(Region and label listings)

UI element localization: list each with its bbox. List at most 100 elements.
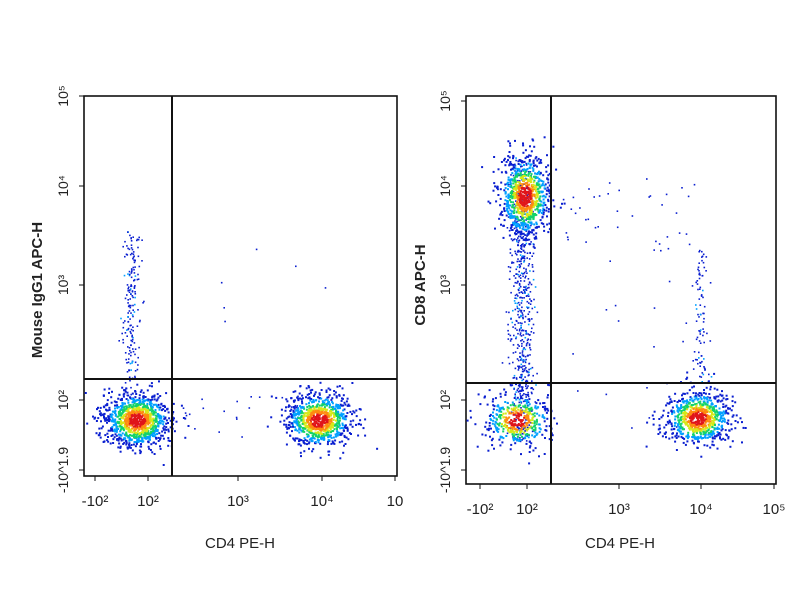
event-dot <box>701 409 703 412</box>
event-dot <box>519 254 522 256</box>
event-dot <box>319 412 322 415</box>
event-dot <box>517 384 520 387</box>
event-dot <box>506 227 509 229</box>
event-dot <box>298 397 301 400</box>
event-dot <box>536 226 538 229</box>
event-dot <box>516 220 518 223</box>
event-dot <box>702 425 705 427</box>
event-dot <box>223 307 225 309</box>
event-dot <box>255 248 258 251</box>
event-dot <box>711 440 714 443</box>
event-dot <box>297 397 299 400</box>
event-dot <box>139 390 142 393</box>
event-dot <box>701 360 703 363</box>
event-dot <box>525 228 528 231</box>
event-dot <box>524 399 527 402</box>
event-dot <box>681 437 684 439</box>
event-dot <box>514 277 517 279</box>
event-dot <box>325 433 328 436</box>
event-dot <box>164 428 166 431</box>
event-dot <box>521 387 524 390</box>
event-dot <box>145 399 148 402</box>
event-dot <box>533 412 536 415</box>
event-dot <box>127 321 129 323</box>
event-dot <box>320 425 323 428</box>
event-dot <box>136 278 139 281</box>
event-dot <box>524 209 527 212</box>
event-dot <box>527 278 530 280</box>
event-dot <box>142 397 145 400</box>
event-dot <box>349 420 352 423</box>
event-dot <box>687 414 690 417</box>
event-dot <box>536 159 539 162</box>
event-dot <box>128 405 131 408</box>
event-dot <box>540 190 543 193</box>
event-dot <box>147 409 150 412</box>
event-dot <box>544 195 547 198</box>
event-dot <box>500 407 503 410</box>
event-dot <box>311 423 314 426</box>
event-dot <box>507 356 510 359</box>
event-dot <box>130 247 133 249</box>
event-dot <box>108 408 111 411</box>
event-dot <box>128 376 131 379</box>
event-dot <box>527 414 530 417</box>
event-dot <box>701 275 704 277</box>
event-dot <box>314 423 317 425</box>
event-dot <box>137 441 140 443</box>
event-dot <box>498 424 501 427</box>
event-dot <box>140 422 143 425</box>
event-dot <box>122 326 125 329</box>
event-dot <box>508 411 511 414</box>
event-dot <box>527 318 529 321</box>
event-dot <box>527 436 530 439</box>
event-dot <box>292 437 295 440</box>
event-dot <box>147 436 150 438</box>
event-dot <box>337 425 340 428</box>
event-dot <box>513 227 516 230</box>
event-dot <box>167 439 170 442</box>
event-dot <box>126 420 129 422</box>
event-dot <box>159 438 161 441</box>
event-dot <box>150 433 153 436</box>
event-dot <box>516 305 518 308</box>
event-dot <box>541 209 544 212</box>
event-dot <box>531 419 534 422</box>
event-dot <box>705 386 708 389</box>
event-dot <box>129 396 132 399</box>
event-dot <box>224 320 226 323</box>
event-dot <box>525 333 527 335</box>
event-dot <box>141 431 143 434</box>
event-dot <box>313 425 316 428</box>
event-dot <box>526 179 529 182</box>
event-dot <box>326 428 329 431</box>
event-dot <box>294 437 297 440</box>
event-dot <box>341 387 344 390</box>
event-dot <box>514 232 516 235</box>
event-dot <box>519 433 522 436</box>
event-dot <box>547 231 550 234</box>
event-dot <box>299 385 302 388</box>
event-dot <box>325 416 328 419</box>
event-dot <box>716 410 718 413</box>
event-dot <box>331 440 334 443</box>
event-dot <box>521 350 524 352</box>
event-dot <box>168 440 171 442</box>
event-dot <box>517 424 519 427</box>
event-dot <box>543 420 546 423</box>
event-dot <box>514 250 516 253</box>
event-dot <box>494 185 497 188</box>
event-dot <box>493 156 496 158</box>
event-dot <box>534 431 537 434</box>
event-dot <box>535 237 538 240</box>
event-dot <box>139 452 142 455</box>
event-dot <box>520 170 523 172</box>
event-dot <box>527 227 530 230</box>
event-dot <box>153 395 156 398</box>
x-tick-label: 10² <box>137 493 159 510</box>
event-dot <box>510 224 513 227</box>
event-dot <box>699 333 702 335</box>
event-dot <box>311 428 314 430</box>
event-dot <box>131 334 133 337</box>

*REQUIRED TASK*: Lay out every line of the material above as a JSON list of strings, one string per line, with blank lines skipped. Leave the pictures out of the answer.

*FINAL RESULT*:
[
  "UI element localization: list each with its bbox. List at most 100 elements.",
  "event-dot <box>701 409 703 412</box>",
  "event-dot <box>519 254 522 256</box>",
  "event-dot <box>319 412 322 415</box>",
  "event-dot <box>517 384 520 387</box>",
  "event-dot <box>506 227 509 229</box>",
  "event-dot <box>298 397 301 400</box>",
  "event-dot <box>536 226 538 229</box>",
  "event-dot <box>516 220 518 223</box>",
  "event-dot <box>702 425 705 427</box>",
  "event-dot <box>223 307 225 309</box>",
  "event-dot <box>255 248 258 251</box>",
  "event-dot <box>711 440 714 443</box>",
  "event-dot <box>297 397 299 400</box>",
  "event-dot <box>139 390 142 393</box>",
  "event-dot <box>701 360 703 363</box>",
  "event-dot <box>525 228 528 231</box>",
  "event-dot <box>524 399 527 402</box>",
  "event-dot <box>681 437 684 439</box>",
  "event-dot <box>514 277 517 279</box>",
  "event-dot <box>325 433 328 436</box>",
  "event-dot <box>164 428 166 431</box>",
  "event-dot <box>521 387 524 390</box>",
  "event-dot <box>145 399 148 402</box>",
  "event-dot <box>533 412 536 415</box>",
  "event-dot <box>127 321 129 323</box>",
  "event-dot <box>320 425 323 428</box>",
  "event-dot <box>136 278 139 281</box>",
  "event-dot <box>524 209 527 212</box>",
  "event-dot <box>527 278 530 280</box>",
  "event-dot <box>142 397 145 400</box>",
  "event-dot <box>349 420 352 423</box>",
  "event-dot <box>687 414 690 417</box>",
  "event-dot <box>536 159 539 162</box>",
  "event-dot <box>128 405 131 408</box>",
  "event-dot <box>540 190 543 193</box>",
  "event-dot <box>147 409 150 412</box>",
  "event-dot <box>544 195 547 198</box>",
  "event-dot <box>500 407 503 410</box>",
  "event-dot <box>311 423 314 426</box>",
  "event-dot <box>507 356 510 359</box>",
  "event-dot <box>130 247 133 249</box>",
  "event-dot <box>108 408 111 411</box>",
  "event-dot <box>128 376 131 379</box>",
  "event-dot <box>527 414 530 417</box>",
  "event-dot <box>701 275 704 277</box>",
  "event-dot <box>314 423 317 425</box>",
  "event-dot <box>137 441 140 443</box>",
  "event-dot <box>498 424 501 427</box>",
  "event-dot <box>140 422 143 425</box>",
  "event-dot <box>122 326 125 329</box>",
  "event-dot <box>508 411 511 414</box>",
  "event-dot <box>527 318 529 321</box>",
  "event-dot <box>527 436 530 439</box>",
  "event-dot <box>292 437 295 440</box>",
  "event-dot <box>147 436 150 438</box>",
  "event-dot <box>337 425 340 428</box>",
  "event-dot <box>513 227 516 230</box>",
  "event-dot <box>167 439 170 442</box>",
  "event-dot <box>126 420 129 422</box>",
  "event-dot <box>159 438 161 441</box>",
  "event-dot <box>150 433 153 436</box>",
  "event-dot <box>516 305 518 308</box>",
  "event-dot <box>541 209 544 212</box>",
  "event-dot <box>531 419 534 422</box>",
  "event-dot <box>705 386 708 389</box>",
  "event-dot <box>129 396 132 399</box>",
  "event-dot <box>224 320 226 323</box>",
  "event-dot <box>525 333 527 335</box>",
  "event-dot <box>141 431 143 434</box>",
  "event-dot <box>313 425 316 428</box>",
  "event-dot <box>526 179 529 182</box>",
  "event-dot <box>326 428 329 431</box>",
  "event-dot <box>294 437 297 440</box>",
  "event-dot <box>341 387 344 390</box>",
  "event-dot <box>514 232 516 235</box>",
  "event-dot <box>519 433 522 436</box>",
  "event-dot <box>547 231 550 234</box>",
  "event-dot <box>299 385 302 388</box>",
  "event-dot <box>325 416 328 419</box>",
  "event-dot <box>716 410 718 413</box>",
  "event-dot <box>331 440 334 443</box>",
  "event-dot <box>521 350 524 352</box>",
  "event-dot <box>168 440 171 442</box>",
  "event-dot <box>517 424 519 427</box>",
  "event-dot <box>543 420 546 423</box>",
  "event-dot <box>514 250 516 253</box>",
  "event-dot <box>494 185 497 188</box>",
  "event-dot <box>493 156 496 158</box>",
  "event-dot <box>534 431 537 434</box>",
  "event-dot <box>535 237 538 240</box>",
  "event-dot <box>139 452 142 455</box>",
  "event-dot <box>520 170 523 172</box>",
  "event-dot <box>527 227 530 230</box>",
  "event-dot <box>153 395 156 398</box>",
  "x-tick-label: 10² <box>137 493 159 510</box>",
  "event-dot <box>510 224 513 227</box>",
  "event-dot <box>699 333 702 335</box>",
  "event-dot <box>311 428 314 430</box>",
  "event-dot <box>131 334 133 337</box>"
]